Collected data
# # # # # # #

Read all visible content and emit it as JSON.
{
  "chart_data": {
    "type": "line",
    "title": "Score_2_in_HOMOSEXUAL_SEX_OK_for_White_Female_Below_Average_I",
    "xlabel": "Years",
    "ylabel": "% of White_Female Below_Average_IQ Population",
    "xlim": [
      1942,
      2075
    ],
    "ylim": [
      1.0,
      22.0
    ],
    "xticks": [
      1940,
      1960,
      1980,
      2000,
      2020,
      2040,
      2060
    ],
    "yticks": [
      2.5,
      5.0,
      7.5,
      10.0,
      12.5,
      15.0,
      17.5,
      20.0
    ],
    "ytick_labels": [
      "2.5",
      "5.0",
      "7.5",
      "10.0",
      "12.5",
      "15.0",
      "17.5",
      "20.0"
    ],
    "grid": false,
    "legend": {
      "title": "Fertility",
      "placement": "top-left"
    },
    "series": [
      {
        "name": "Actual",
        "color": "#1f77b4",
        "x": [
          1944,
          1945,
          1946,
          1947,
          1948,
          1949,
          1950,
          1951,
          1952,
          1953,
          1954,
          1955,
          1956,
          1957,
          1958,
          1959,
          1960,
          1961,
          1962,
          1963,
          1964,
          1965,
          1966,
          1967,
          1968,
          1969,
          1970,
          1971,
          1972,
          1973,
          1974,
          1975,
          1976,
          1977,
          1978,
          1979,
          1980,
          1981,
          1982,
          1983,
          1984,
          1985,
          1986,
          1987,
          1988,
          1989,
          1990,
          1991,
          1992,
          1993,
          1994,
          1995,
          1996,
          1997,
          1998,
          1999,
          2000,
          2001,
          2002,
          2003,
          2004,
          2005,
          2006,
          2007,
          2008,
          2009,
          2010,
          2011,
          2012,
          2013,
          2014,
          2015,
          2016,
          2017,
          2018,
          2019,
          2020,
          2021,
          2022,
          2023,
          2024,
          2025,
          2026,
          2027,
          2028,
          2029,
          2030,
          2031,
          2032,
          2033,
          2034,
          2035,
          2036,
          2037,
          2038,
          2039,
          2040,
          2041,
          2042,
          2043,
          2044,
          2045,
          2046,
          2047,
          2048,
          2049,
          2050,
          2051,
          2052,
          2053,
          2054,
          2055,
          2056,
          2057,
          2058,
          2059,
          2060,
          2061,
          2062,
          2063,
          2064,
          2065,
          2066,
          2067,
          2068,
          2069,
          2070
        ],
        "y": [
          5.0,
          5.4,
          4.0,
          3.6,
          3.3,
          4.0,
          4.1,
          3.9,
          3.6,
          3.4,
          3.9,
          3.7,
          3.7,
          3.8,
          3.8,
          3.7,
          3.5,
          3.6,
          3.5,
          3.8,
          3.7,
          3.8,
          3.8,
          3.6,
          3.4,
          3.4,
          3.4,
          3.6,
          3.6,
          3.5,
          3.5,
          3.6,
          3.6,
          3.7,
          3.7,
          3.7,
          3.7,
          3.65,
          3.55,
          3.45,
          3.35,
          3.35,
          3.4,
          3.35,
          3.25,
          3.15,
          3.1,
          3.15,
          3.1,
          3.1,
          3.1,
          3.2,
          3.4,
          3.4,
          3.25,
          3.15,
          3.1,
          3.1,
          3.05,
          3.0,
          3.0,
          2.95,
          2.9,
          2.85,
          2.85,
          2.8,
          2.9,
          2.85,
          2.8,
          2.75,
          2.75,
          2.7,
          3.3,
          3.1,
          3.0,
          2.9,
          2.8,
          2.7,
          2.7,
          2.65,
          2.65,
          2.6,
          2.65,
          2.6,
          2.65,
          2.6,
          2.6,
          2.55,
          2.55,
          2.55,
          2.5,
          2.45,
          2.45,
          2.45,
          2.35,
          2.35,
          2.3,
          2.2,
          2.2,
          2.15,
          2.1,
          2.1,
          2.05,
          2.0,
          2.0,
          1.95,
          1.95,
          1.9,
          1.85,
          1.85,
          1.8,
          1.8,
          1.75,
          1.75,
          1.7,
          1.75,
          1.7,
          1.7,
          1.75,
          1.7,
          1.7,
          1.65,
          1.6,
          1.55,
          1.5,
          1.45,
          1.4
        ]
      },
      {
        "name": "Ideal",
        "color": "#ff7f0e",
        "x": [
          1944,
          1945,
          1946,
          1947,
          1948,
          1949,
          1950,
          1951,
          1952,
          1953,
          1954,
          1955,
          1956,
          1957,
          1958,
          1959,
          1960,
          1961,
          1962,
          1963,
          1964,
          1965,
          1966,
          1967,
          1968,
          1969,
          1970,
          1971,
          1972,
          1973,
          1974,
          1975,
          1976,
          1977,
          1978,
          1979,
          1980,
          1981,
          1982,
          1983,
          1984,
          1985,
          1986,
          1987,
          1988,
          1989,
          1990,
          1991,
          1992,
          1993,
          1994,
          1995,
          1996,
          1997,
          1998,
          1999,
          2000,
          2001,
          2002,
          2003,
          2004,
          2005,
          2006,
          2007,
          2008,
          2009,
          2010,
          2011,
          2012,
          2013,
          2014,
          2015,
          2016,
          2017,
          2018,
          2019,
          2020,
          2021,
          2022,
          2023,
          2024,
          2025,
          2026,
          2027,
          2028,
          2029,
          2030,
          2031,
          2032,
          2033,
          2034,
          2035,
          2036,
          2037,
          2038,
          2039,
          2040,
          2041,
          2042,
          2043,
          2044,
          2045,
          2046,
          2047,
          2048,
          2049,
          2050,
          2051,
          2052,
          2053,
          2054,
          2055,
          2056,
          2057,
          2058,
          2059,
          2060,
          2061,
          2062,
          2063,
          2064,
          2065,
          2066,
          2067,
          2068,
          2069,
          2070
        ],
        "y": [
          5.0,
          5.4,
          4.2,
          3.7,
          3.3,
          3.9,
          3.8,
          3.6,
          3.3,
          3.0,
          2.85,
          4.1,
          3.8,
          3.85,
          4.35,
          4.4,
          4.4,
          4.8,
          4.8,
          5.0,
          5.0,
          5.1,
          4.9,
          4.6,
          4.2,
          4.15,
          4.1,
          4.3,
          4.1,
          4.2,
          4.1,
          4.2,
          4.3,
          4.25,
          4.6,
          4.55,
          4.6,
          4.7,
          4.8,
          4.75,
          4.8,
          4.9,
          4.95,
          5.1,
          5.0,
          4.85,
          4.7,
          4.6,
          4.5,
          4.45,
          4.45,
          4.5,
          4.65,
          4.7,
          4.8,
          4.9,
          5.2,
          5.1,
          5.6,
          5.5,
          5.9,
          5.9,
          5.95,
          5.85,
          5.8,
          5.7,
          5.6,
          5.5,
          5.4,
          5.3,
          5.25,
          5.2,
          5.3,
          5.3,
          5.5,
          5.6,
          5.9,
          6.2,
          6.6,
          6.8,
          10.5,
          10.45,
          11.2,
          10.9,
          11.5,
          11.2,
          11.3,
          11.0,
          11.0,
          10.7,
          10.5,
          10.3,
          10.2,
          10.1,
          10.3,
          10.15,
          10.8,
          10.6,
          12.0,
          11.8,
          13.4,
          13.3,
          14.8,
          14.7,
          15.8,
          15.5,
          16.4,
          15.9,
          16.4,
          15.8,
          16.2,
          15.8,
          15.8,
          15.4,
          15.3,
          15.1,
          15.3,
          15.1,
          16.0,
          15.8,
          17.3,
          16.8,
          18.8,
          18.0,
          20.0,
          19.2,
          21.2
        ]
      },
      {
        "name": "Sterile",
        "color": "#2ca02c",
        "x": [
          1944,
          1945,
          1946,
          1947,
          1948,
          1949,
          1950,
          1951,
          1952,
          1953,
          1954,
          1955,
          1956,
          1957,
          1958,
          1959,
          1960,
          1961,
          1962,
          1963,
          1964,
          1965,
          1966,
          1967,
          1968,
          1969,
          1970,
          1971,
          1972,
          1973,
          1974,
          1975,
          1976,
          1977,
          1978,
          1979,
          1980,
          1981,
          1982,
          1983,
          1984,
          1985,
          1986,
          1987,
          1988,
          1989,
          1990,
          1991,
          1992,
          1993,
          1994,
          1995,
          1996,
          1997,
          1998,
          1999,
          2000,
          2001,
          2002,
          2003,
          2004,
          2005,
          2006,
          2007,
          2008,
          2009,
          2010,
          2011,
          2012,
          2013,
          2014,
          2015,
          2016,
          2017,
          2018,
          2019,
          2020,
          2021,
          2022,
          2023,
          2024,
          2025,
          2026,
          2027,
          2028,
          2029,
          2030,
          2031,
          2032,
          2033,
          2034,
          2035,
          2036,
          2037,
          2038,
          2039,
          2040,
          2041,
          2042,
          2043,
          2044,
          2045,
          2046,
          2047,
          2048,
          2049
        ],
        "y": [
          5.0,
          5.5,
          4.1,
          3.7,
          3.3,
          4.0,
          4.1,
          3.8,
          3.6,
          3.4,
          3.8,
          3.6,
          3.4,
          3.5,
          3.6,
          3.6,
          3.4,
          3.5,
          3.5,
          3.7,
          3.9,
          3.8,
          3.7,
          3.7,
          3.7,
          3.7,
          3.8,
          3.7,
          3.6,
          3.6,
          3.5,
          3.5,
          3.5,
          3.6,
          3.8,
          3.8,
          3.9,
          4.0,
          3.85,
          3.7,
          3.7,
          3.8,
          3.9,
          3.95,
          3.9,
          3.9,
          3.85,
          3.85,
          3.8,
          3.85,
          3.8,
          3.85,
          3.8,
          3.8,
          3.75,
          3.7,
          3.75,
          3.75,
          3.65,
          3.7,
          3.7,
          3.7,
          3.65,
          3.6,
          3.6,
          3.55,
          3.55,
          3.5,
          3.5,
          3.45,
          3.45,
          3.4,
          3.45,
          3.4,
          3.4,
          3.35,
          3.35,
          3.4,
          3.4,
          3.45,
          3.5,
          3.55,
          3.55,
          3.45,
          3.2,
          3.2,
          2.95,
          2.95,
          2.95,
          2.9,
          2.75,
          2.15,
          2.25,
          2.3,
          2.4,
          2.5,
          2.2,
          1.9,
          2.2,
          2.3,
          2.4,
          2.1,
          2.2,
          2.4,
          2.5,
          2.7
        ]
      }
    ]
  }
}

# # # # # # #

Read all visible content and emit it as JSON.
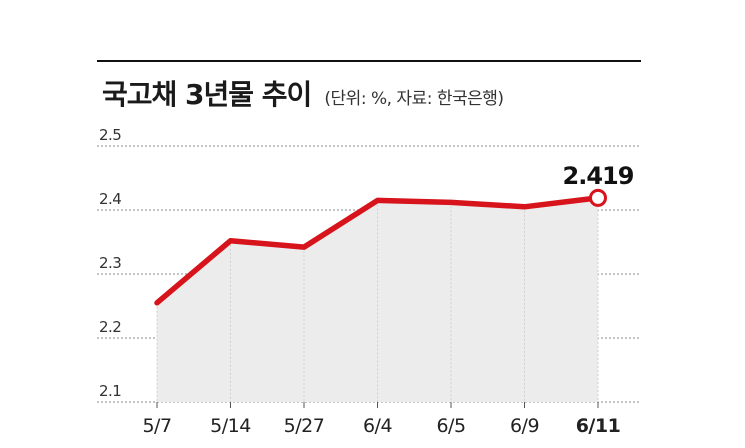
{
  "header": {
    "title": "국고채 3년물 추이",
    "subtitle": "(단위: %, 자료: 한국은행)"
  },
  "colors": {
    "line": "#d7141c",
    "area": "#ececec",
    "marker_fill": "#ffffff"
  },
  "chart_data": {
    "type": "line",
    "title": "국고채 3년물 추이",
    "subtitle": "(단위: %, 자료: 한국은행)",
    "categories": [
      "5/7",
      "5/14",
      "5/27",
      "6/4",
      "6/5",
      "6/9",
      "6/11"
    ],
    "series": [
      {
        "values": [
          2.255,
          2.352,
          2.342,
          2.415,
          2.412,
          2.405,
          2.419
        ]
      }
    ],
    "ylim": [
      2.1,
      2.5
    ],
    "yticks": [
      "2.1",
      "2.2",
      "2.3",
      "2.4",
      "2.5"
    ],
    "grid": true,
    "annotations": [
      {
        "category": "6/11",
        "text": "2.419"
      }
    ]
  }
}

# # # # # # #

**What you need to do**
Copy each line from the data above that includes "name".

**Solution**
        "name": "Actual",
        "name": "Ideal",
        "name": "Sterile",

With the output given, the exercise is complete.